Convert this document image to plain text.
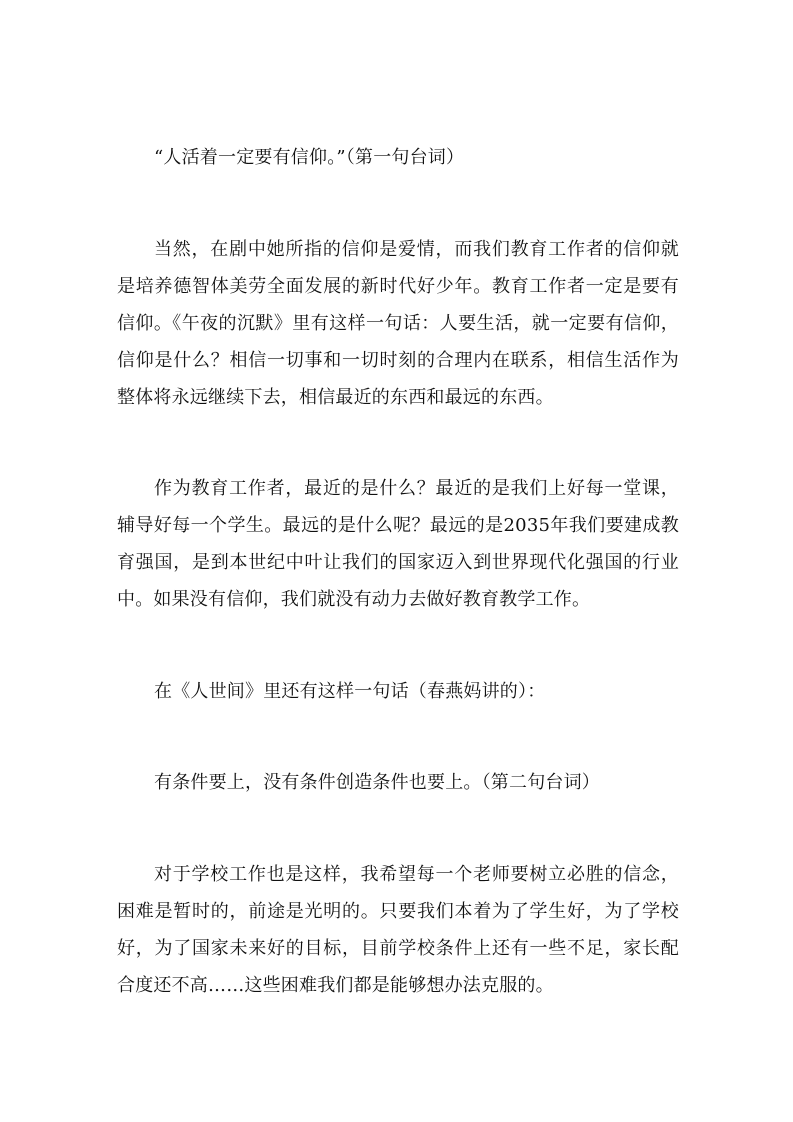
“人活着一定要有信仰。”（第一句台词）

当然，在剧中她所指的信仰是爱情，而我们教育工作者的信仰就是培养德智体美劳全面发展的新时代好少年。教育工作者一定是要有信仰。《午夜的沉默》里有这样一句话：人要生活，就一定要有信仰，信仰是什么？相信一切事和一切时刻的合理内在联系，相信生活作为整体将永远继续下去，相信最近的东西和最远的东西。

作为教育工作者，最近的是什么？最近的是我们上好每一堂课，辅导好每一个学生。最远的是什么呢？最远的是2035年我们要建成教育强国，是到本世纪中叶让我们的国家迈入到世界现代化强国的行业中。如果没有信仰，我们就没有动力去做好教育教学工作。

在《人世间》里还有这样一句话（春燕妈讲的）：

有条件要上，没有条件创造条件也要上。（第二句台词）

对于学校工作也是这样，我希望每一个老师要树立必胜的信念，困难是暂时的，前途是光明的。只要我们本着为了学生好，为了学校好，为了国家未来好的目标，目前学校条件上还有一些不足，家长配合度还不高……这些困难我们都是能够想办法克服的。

----

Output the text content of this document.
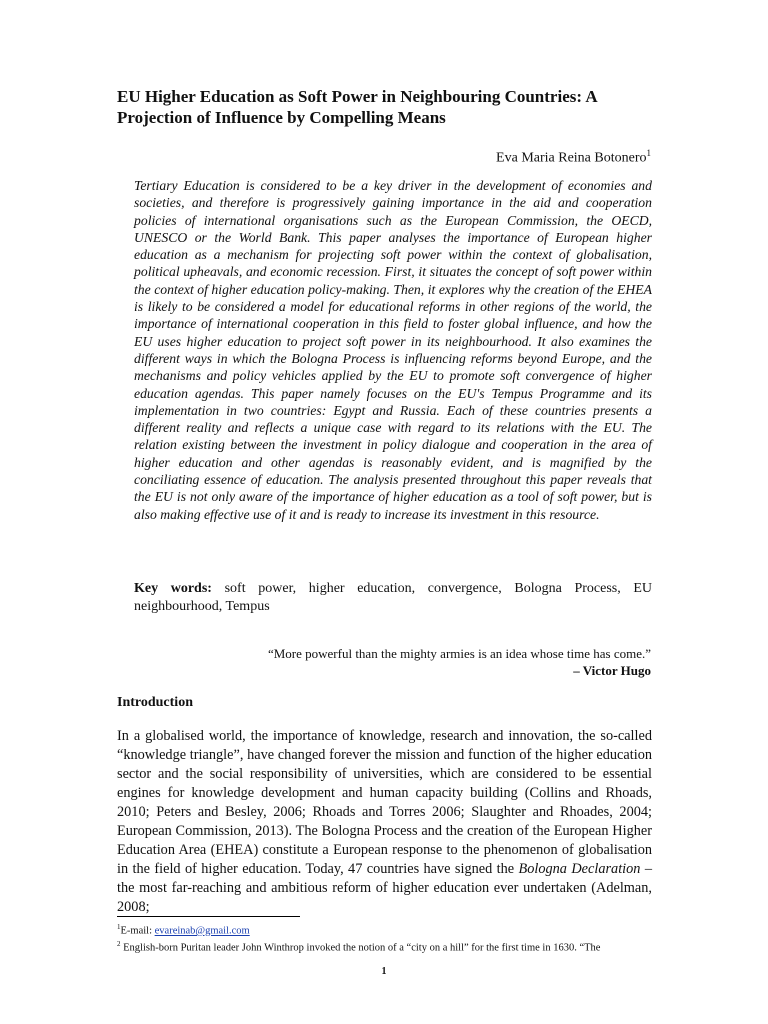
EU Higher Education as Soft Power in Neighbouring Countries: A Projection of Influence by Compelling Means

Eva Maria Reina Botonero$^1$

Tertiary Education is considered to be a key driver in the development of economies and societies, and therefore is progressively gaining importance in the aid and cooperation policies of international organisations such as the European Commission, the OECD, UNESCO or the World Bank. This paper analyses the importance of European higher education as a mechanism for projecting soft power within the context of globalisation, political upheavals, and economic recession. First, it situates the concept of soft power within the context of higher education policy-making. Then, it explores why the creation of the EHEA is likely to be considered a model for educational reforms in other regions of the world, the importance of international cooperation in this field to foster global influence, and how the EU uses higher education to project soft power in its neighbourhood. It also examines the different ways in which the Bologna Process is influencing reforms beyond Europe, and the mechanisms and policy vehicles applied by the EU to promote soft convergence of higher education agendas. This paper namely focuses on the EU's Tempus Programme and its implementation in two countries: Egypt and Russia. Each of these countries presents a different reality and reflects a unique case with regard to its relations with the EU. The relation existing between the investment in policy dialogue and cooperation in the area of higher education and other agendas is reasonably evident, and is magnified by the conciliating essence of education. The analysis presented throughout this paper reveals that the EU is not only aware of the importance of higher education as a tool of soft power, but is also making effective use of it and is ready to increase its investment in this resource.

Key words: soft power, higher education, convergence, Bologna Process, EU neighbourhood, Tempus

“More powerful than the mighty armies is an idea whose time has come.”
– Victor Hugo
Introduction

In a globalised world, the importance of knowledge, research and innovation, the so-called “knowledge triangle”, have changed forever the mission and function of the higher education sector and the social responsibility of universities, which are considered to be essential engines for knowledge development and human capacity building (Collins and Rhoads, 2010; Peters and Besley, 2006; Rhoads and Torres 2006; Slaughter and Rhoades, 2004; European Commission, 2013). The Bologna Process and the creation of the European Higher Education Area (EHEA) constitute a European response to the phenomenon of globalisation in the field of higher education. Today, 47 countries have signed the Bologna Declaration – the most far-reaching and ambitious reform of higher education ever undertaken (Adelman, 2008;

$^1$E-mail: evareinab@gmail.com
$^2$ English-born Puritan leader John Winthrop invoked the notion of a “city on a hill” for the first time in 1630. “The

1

----

### Task to carry out
List every line in the records above that contains the word "document".

### Result for this exercise
Convert this document image to plain text.
Output the text content of this document.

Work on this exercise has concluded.